-- start of Dataset excerpts --
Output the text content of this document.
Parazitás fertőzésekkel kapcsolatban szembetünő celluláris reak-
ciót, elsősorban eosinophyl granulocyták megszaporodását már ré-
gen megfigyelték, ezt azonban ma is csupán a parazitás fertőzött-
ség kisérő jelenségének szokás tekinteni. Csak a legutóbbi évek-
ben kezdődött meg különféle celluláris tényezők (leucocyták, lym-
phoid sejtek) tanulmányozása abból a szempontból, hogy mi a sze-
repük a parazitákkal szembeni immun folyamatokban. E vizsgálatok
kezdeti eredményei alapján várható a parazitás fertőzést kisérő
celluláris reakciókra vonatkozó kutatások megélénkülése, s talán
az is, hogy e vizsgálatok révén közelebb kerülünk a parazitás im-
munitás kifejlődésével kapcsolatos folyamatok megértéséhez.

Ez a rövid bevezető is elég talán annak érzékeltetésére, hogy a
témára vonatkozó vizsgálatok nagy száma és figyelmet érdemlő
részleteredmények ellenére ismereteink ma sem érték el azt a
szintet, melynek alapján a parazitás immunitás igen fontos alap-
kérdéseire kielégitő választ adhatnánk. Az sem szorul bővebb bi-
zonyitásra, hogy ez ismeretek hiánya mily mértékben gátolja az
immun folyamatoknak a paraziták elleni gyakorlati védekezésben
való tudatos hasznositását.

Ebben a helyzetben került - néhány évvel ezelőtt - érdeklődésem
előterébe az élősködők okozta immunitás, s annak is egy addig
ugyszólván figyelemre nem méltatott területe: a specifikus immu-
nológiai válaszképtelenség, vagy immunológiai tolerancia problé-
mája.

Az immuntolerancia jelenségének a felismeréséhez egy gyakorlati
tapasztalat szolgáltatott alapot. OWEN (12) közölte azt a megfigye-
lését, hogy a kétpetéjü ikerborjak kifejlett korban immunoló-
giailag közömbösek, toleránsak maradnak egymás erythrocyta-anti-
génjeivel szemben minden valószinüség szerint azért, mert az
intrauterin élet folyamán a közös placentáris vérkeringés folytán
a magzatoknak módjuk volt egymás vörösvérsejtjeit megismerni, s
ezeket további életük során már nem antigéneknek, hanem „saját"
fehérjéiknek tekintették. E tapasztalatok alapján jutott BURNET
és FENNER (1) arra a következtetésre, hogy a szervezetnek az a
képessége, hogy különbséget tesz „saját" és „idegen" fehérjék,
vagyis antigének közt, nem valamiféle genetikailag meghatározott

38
-- end of Dataset excerpts --
Each line of the material above needs to be quoted exactly, please.

Output the text content of this document.
Parazitás fertőzésekkel kapcsolatban szembetünő celluláris reak-
ciót, elsősorban eosinophyl granulocyták megszaporodását már ré-
gen megfigyelték, ezt azonban ma is csupán a parazitás fertőzött-
ség kisérő jelenségének szokás tekinteni. Csak a legutóbbi évek-
ben kezdődött meg különféle celluláris tényezők (leucocyták, lym-
phoid sejtek) tanulmányozása abból a szempontból, hogy mi a sze-
repük a parazitákkal szembeni immun folyamatokban. E vizsgálatok
kezdeti eredményei alapján várható a parazitás fertőzést kisérő
celluláris reakciókra vonatkozó kutatások megélénkülése, s talán
az is, hogy e vizsgálatok révén közelebb kerülünk a parazitás im-
munitás kifejlődésével kapcsolatos folyamatok megértéséhez.

Ez a rövid bevezető is elég talán annak érzékeltetésére, hogy a
témára vonatkozó vizsgálatok nagy száma és figyelmet érdemlő
részleteredmények ellenére ismereteink ma sem érték el azt a
szintet, melynek alapján a parazitás immunitás igen fontos alap-
kérdéseire kielégitő választ adhatnánk. Az sem szorul bővebb bi-
zonyitásra, hogy ez ismeretek hiánya mily mértékben gátolja az
immun folyamatoknak a paraziták elleni gyakorlati védekezésben
való tudatos hasznositását.

Ebben a helyzetben került - néhány évvel ezelőtt - érdeklődésem
előterébe az élősködők okozta immunitás, s annak is egy addig
ugyszólván figyelemre nem méltatott területe: a specifikus immu-
nológiai válaszképtelenség, vagy immunológiai tolerancia problé-
mája.

Az immuntolerancia jelenségének a felismeréséhez egy gyakorlati
tapasztalat szolgáltatott alapot. OWEN (12) közölte azt a megfigye-
lését, hogy a kétpetéjü ikerborjak kifejlett korban immunoló-
giailag közömbösek, toleránsak maradnak egymás erythrocyta-anti-
génjeivel szemben minden valószinüség szerint azért, mert az
intrauterin élet folyamán a közös placentáris vérkeringés folytán
a magzatoknak módjuk volt egymás vörösvérsejtjeit megismerni, s
ezeket további életük során már nem antigéneknek, hanem „saját"
fehérjéiknek tekintették. E tapasztalatok alapján jutott BURNET
és FENNER (1) arra a következtetésre, hogy a szervezetnek az a
képessége, hogy különbséget tesz „saját" és „idegen" fehérjék,
vagyis antigének közt, nem valamiféle genetikailag meghatározott

38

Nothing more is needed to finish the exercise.